Passage shown Block Start
[BioC] interoperability between IRanges/ShortRead and rtracklayer

Patrick Aboyoun paboyoun at fhcrc.org
Fri Jun 5 01:30:25 CEST 2009 

Simon,
Below is code that achieves what I think you are after. I'll have to ask 
Michael if there is a cleaner way, and if there isn't we should create one.

Also I know the classes can be a bit bewildering and here is some 
information that may help you out. Both a RangedData object and a 
GenomeData object represent a list across spaces that (may or may not in 
the case of RangedData) represent chromosomes. A RangedData object is 
more rigid and requires you to have ranges within each of the spaces 
with possibly an associated rectangular data set. A GenomeData object is 
essentially a list where the elements represents unstructured 
information on the chromosomes (i.e. the elements can contain whatever 
you want them too). They relate to Rle objects in the following manner:  
an Rle object can produce a RangedData object of length 1 and a 
GenomeData object of length k containing Rle objects as elements can 
produce a RangedData object of length k.

I hoped that helped.


Patrick



#####################################################

suppressMessages(library(IRanges))
suppressMessages(library(rtracklayer))
suppressMessages(library(BSgenome))
Passage shown Block End
Given records Block Start
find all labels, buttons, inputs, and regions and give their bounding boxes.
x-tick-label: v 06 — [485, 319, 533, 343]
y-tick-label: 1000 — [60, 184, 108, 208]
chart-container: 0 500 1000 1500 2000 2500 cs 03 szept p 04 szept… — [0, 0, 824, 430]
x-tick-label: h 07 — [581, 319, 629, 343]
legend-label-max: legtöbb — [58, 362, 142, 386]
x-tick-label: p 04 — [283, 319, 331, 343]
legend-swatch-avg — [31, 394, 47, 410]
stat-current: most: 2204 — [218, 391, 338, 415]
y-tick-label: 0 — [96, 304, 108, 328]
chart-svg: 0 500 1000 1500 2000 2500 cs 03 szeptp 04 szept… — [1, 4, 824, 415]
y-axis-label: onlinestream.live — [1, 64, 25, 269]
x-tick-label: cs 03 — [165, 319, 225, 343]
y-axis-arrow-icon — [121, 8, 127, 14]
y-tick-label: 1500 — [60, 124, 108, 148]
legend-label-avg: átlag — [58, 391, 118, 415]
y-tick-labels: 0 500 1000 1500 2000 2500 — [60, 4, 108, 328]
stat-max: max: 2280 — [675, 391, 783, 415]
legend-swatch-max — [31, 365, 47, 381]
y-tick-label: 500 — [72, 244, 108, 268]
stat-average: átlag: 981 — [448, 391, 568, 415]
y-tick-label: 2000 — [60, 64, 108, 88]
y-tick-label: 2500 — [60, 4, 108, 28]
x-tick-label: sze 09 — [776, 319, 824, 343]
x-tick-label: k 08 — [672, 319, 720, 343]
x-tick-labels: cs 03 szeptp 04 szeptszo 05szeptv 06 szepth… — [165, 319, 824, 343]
Given records Block End
[Problems to work on]
- 1) Answer these about the mailing-list post on RangedData and GenomeData:
(a) Whom does the writer plan to ask about a cleaner way?
(b) Which of the two object types is described as more rigid?
(c) What can a single Rle object produce?
- 2) Continue the mailing-list post on RangedData and GenomeData after its last line.
The listing plays no part in what comes next.

[Numbered responses]
- 1)
(a) Michael.
(b) A RangedData object.
(c) A RangedData object of length 1.

- 2)
myGenomeData <- GenomeData(list(chr10 = Rle(1:1000, 1:1000), chr11 = 
Rle(1:100, 100:1)))
myRangedData <- do.call(c, lapply(as.list(myGenomeData), as, "RangedData"))
export(myRangedData, "mytrack.wig", format = "wig")

 > myRangedData
RangedData: 1100 ranges by 1 columns
columns(1): score
sequences(2): chr10 chr11

 > sessionInfo()
R version 2.9.0 (2009-04-17)
x86_64-unknown-linux-gnu

locale:
LC_CTYPE=en_US.UTF-8;LC_NUMERIC=C;LC_TIME=en_US.UTF-8;LC_COLLATE=en_US.UTF-8;LC_MONETARY=C;LC_MESSAGES=en_US.UTF-8;LC_PAPER=en_US.UTF-8;LC_NAME=C;LC_ADDRESS=C;LC_TELEPHONE=C;LC_MEASUREMENT=en_US.UTF-8;LC_IDENTIFICATION=C

attached base packages:
[1] stats     graphics  grDevices utils     datasets  methods   base    

other attached packages:
[1] BSgenome_1.12.2   Biostrings_2.12.5 rtracklayer_1.4.0 RCurl_0.97-3    
[5] bitops_1.0-4.1    IRanges_1.2.2   

loaded via a namespace (and not attached):
[1] Biobase_2.4.1 XML_2.5-0   


Simon Anders wrote:
> Dear Patrick, Hervé, Michael or Martin
>
> I'm unclear on how to get from an IRanges Rle object to a RangedData 
> object to use with rtracklayer's export function.
>
> The use case is as follows:
>
> Let's say I caclulate a coverage vector from some ChIP-Seq data, e.g.:
>
>    library(IRanges)
>    library(ShortRead)
>    library(rtracklayer)
>    library(BSgenome.Mmusculus.UCSC.mm9)
>
>    # Load the example data from the ChIP-Seq tutorial
>    load("ctcf.rda")
>
>    # Calculate the coverage
>    cvg = coverage( ctcf, width = seqlengths( Mmusculus ) )
>
> Then, I get a GenomeData object that contains Rle objects:
>
>    > cvg
>    A GenomeData instance
>    chromosomes(3): chr10 chr11 chr12
>    > cvg$chr10
>      'integer' Rle instance of length 129987043 with 308238 runs
>      Lengths:  24 968 5 3 11 5 3 2 2 2 ...
>      Values :  1 0 1 2 3 4 3 4 3 4 ...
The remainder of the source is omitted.